→ **DATA PROVIDED**
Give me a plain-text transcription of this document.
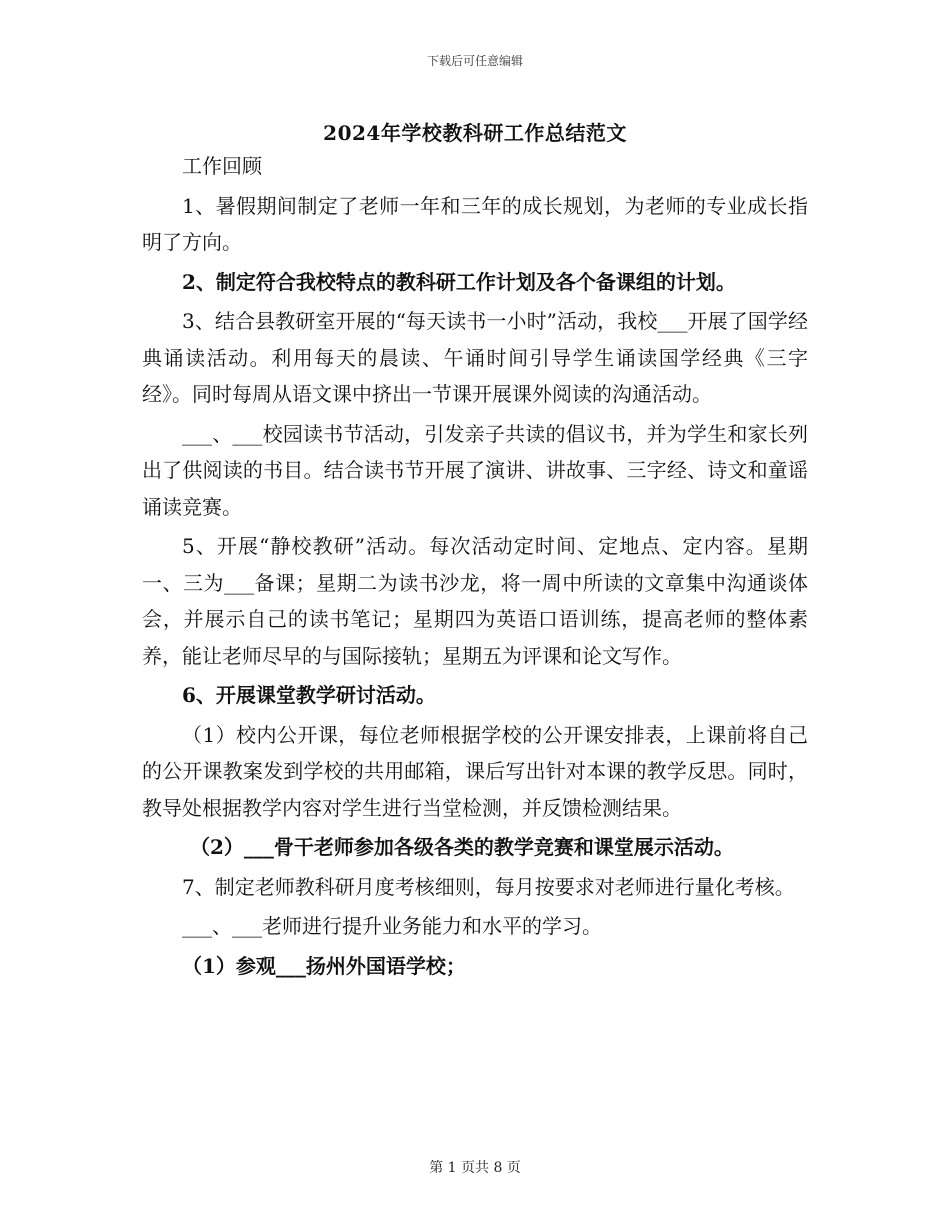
下载后可任意编辑
2024年学校教科研工作总结范文

工作回顾

1、暑假期间制定了老师一年和三年的成长规划，为老师的专业成长指明了方向。

2、制定符合我校特点的教科研工作计划及各个备课组的计划。

3、结合县教研室开展的“每天读书一小时”活动，我校___开展了国学经典诵读活动。利用每天的晨读、午诵时间引导学生诵读国学经典《三字经》。同时每周从语文课中挤出一节课开展课外阅读的沟通活动。

___、___校园读书节活动，引发亲子共读的倡议书，并为学生和家长列出了供阅读的书目。结合读书节开展了演讲、讲故事、三字经、诗文和童谣诵读竞赛。

5、开展“静校教研”活动。每次活动定时间、定地点、定内容。星期一、三为___备课；星期二为读书沙龙，将一周中所读的文章集中沟通谈体会，并展示自己的读书笔记；星期四为英语口语训练，提高老师的整体素养，能让老师尽早的与国际接轨；星期五为评课和论文写作。

6、开展课堂教学研讨活动。

（1）校内公开课，每位老师根据学校的公开课安排表，上课前将自己的公开课教案发到学校的共用邮箱，课后写出针对本课的教学反思。同时，教导处根据教学内容对学生进行当堂检测，并反馈检测结果。

（2）___骨干老师参加各级各类的教学竞赛和课堂展示活动。

7、制定老师教科研月度考核细则，每月按要求对老师进行量化考核。

___、___老师进行提升业务能力和水平的学习。

（1）参观___扬州外国语学校；

第 1 页共 8 页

→ **INSTRUCTIONS TO FOLLOW**
Write out the listing word for word, omitting the pictures it holds.

→ **OUTPUT OF THE TASK**
Give me a plain-text transcription of this document.
下载后可任意编辑
2024年学校教科研工作总结范文

工作回顾

1、暑假期间制定了老师一年和三年的成长规划，为老师的专业成长指明了方向。

2、制定符合我校特点的教科研工作计划及各个备课组的计划。

3、结合县教研室开展的“每天读书一小时”活动，我校___开展了国学经典诵读活动。利用每天的晨读、午诵时间引导学生诵读国学经典《三字经》。同时每周从语文课中挤出一节课开展课外阅读的沟通活动。

___、___校园读书节活动，引发亲子共读的倡议书，并为学生和家长列出了供阅读的书目。结合读书节开展了演讲、讲故事、三字经、诗文和童谣诵读竞赛。

5、开展“静校教研”活动。每次活动定时间、定地点、定内容。星期一、三为___备课；星期二为读书沙龙，将一周中所读的文章集中沟通谈体会，并展示自己的读书笔记；星期四为英语口语训练，提高老师的整体素养，能让老师尽早的与国际接轨；星期五为评课和论文写作。

6、开展课堂教学研讨活动。

（1）校内公开课，每位老师根据学校的公开课安排表，上课前将自己的公开课教案发到学校的共用邮箱，课后写出针对本课的教学反思。同时，教导处根据教学内容对学生进行当堂检测，并反馈检测结果。

（2）___骨干老师参加各级各类的教学竞赛和课堂展示活动。

7、制定老师教科研月度考核细则，每月按要求对老师进行量化考核。

___、___老师进行提升业务能力和水平的学习。

（1）参观___扬州外国语学校；

第 1 页共 8 页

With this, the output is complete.